#### Goal:
Isolate every line in the records below with "income" in it.

#### Exercise data:
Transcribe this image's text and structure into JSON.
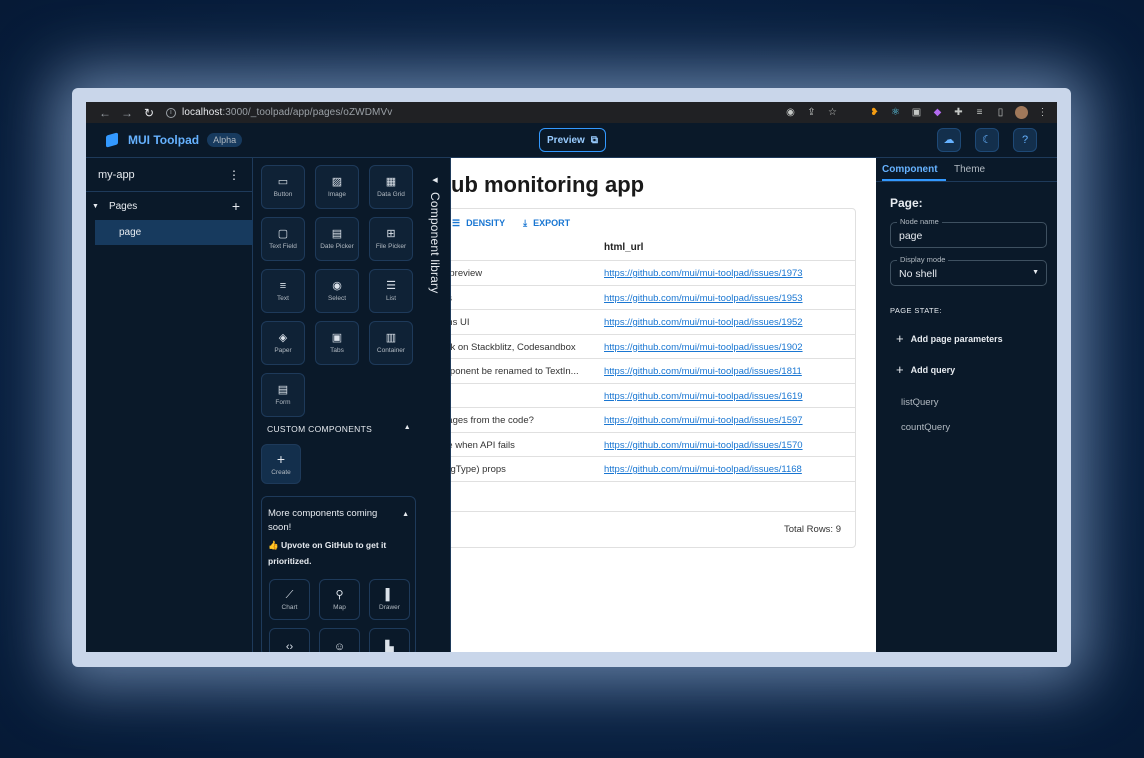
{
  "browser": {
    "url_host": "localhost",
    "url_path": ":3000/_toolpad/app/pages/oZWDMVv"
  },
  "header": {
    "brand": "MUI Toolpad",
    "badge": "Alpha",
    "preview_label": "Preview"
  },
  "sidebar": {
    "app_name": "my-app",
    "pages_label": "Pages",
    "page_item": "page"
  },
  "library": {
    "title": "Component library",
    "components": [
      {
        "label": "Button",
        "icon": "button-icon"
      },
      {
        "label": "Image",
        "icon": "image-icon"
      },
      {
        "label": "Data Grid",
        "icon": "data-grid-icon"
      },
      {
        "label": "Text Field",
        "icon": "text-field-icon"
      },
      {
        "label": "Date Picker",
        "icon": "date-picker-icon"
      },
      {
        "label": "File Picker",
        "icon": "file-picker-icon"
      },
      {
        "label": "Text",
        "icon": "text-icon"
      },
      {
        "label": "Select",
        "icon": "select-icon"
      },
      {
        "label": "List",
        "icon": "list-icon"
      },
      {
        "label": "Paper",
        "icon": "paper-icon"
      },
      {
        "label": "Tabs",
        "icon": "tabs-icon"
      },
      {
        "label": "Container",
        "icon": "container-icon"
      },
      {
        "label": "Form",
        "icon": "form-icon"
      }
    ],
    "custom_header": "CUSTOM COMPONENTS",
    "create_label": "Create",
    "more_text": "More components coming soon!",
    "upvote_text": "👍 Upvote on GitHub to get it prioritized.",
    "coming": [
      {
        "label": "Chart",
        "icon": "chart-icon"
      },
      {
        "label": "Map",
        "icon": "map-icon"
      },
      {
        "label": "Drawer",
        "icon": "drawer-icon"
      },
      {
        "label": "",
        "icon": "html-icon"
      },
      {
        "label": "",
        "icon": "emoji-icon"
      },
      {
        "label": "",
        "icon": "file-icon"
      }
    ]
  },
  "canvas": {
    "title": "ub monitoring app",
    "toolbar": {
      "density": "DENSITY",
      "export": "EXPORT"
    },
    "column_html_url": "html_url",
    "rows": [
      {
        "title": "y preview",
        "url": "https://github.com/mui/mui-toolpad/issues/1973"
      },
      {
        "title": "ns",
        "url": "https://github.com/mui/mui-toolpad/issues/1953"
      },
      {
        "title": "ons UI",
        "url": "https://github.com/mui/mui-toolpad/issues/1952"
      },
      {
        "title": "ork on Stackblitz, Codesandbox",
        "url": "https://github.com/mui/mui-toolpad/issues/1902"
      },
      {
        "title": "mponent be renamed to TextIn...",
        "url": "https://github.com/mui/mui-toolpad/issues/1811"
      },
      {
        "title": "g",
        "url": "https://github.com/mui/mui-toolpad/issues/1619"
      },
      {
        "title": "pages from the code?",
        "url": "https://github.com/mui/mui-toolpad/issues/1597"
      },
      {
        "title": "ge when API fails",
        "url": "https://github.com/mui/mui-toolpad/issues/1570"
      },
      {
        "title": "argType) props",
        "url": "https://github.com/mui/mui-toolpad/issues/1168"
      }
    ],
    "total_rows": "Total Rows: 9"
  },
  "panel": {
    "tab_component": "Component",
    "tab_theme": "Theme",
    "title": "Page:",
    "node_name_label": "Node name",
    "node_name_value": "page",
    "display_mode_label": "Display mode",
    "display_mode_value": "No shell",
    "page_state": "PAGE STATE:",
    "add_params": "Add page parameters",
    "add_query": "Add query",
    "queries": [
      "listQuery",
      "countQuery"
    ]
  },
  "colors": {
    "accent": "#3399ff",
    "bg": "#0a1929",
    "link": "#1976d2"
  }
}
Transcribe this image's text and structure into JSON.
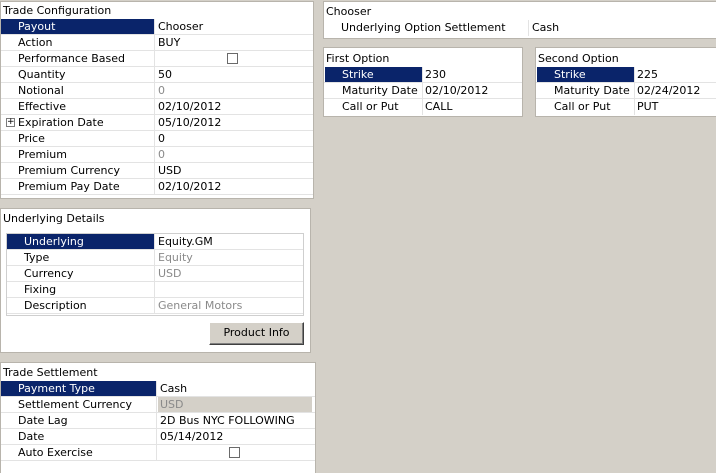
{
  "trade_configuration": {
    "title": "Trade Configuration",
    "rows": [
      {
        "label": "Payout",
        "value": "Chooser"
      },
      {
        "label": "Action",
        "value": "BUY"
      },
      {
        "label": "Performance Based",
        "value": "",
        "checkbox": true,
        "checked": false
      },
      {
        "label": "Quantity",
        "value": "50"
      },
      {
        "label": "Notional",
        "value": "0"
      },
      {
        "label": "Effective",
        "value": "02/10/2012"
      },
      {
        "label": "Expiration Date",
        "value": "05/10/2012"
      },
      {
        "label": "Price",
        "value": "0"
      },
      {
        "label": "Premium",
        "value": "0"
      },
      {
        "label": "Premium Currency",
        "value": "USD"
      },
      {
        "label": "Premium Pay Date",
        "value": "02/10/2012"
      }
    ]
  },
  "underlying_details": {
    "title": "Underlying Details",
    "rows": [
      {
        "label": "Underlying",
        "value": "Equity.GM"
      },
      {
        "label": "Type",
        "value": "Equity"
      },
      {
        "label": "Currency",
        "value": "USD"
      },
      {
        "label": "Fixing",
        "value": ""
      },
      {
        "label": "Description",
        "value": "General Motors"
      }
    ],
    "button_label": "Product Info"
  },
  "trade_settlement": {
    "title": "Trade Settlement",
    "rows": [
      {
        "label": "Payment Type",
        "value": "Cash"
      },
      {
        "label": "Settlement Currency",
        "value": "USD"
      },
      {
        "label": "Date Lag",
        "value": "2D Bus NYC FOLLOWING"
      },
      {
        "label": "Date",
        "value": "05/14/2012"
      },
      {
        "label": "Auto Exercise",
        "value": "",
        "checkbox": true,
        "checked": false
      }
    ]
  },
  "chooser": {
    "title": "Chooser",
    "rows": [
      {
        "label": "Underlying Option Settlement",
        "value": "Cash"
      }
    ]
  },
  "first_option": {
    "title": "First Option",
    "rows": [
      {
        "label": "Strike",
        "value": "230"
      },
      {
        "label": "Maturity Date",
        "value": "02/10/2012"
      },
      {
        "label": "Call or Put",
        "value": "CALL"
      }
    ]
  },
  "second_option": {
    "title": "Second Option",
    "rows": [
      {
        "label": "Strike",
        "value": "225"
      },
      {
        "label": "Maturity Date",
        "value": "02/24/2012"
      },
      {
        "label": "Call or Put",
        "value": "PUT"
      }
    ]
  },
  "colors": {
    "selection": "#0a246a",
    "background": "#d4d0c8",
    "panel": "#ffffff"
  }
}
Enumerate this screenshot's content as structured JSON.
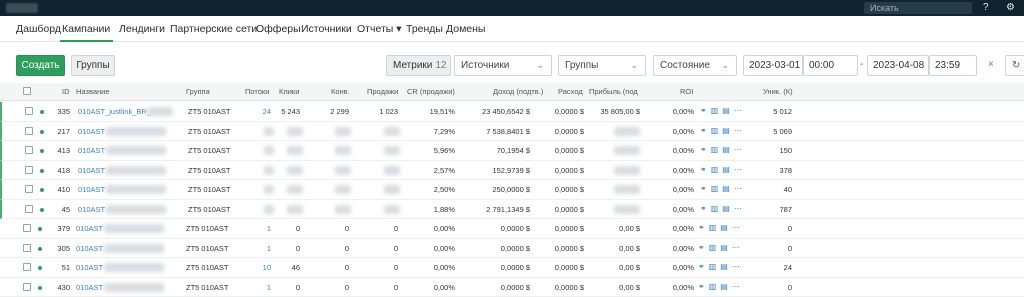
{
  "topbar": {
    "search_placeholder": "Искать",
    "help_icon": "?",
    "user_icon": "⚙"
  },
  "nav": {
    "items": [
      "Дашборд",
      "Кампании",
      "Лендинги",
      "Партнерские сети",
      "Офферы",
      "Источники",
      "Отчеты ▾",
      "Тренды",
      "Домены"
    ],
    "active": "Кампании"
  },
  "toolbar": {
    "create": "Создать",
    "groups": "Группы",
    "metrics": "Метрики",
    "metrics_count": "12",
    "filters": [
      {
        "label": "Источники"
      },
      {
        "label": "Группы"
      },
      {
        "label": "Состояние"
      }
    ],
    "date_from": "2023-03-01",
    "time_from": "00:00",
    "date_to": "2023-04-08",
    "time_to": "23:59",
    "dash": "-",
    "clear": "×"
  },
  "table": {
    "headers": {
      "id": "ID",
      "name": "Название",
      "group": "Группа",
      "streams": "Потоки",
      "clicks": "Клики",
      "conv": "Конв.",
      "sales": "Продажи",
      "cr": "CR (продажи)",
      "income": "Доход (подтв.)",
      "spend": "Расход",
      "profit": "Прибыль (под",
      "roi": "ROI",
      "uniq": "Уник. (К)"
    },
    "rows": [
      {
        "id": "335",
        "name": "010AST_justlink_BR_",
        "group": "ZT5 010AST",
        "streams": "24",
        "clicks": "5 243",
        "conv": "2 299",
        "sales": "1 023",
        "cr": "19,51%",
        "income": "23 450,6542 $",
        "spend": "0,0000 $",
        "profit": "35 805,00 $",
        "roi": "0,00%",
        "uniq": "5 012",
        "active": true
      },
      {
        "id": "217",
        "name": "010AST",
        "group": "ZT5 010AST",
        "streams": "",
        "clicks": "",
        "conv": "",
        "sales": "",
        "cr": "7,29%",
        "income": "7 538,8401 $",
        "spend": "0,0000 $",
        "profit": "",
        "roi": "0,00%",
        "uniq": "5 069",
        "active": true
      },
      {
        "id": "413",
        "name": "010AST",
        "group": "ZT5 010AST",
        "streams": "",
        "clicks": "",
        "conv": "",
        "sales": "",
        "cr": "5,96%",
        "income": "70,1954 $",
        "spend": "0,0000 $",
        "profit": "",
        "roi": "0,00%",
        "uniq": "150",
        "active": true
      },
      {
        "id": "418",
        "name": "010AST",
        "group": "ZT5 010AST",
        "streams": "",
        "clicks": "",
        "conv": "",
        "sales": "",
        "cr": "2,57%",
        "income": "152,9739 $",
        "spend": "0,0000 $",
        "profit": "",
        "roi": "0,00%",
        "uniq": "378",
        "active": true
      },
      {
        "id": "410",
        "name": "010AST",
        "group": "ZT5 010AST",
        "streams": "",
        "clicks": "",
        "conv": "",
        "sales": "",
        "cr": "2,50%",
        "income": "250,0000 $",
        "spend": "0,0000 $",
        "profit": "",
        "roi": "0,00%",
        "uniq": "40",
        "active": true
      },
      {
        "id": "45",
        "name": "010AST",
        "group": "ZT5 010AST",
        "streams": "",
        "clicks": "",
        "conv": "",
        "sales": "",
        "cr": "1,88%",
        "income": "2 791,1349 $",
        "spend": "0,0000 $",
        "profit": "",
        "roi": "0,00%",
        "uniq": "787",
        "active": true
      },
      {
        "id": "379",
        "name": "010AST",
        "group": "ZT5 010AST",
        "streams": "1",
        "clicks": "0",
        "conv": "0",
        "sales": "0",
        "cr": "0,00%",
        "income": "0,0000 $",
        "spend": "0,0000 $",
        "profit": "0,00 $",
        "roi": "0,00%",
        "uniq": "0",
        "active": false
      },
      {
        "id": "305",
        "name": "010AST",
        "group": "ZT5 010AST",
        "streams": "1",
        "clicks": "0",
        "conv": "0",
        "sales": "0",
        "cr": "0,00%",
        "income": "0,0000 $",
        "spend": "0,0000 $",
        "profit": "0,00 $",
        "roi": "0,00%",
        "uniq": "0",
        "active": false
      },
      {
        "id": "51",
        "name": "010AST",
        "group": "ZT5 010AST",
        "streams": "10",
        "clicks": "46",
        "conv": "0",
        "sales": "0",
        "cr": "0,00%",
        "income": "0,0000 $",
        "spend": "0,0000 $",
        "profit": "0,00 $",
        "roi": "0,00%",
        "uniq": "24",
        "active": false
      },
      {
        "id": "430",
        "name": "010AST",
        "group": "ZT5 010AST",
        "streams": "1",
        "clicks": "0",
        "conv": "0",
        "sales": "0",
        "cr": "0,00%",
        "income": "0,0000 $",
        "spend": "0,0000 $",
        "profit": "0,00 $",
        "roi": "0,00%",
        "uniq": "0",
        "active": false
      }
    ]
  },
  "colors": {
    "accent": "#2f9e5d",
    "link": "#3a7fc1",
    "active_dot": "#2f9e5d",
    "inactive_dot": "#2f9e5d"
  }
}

#### Finished answer:
      "income": "Доход (подтв.)",
        "income": "23 450,6542 $",
        "income": "7 538,8401 $",
        "income": "70,1954 $",
        "income": "152,9739 $",
        "income": "250,0000 $",
        "income": "2 791,1349 $",
        "income": "0,0000 $",
        "income": "0,0000 $",
        "income": "0,0000 $",
        "income": "0,0000 $",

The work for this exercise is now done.